Information provided -
"""

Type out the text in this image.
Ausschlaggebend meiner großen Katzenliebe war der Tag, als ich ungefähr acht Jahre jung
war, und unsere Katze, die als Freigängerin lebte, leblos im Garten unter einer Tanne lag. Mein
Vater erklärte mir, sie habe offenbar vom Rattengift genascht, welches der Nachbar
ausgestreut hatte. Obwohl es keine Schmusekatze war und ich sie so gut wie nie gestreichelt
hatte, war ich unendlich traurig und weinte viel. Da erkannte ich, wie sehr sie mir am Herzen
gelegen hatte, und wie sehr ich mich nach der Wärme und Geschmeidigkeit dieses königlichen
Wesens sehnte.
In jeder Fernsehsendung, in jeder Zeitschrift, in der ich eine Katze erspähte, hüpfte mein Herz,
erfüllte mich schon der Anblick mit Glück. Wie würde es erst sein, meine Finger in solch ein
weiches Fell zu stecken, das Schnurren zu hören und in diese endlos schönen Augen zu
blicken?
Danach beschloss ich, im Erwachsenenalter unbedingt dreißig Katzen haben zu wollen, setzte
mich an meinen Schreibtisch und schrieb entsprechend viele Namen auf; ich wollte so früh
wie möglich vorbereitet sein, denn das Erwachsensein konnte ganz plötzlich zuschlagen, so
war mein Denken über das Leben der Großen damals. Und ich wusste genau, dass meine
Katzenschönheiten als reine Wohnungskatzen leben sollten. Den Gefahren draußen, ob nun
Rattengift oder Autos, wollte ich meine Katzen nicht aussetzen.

"""

Task - In the entries above, find each line with the word "sein" and copy it.

Exercise response -
erfüllte mich schon der Anblick mit Glück. Wie würde es erst sein, meine Finger in solch ein
wie möglich vorbereitet sein, denn das Erwachsensein konnte ganz plötzlich zuschlagen, so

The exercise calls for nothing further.